(WORK TO DO)
Each line below that contains "전력설비" counts once; report the total and nothing more.
—————
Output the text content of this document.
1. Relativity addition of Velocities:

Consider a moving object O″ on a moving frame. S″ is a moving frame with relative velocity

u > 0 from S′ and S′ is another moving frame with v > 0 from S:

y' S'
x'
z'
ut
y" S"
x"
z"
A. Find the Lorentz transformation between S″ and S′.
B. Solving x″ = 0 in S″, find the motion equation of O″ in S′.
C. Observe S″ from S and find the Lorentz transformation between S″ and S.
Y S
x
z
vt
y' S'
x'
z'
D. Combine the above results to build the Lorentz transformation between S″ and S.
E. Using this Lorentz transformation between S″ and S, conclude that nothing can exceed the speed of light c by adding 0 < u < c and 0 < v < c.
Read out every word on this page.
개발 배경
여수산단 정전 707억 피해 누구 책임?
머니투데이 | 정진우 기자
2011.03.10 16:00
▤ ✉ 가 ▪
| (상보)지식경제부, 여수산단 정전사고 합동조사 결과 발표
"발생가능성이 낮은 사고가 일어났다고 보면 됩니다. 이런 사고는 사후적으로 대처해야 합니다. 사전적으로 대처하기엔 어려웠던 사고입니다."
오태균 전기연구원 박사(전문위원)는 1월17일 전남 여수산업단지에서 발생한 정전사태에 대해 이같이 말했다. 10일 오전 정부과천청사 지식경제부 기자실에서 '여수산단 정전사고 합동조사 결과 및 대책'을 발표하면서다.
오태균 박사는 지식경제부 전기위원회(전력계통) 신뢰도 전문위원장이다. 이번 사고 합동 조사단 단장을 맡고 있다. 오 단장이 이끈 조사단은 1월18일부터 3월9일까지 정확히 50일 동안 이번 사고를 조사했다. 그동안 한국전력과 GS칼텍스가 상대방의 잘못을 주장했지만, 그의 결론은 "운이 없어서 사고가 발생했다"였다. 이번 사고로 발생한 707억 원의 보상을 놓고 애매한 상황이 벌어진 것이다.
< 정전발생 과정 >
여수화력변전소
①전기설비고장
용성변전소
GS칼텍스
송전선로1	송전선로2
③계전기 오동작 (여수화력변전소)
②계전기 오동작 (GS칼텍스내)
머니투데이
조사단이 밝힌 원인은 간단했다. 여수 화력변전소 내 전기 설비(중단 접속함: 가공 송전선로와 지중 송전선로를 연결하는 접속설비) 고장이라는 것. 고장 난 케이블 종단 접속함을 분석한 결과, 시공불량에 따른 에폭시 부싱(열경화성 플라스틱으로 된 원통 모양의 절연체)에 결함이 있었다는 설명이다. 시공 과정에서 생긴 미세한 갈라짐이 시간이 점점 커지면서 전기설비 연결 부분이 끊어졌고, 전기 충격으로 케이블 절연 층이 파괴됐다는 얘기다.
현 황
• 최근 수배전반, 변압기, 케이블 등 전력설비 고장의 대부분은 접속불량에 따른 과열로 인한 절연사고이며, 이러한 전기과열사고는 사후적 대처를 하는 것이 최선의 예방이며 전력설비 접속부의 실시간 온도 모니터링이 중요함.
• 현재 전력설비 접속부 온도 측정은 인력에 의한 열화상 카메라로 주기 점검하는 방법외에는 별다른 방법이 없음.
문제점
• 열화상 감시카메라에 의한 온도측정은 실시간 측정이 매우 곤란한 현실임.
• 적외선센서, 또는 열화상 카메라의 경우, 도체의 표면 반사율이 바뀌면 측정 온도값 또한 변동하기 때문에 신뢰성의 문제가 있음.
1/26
—————
(FULL OUTPUT)
2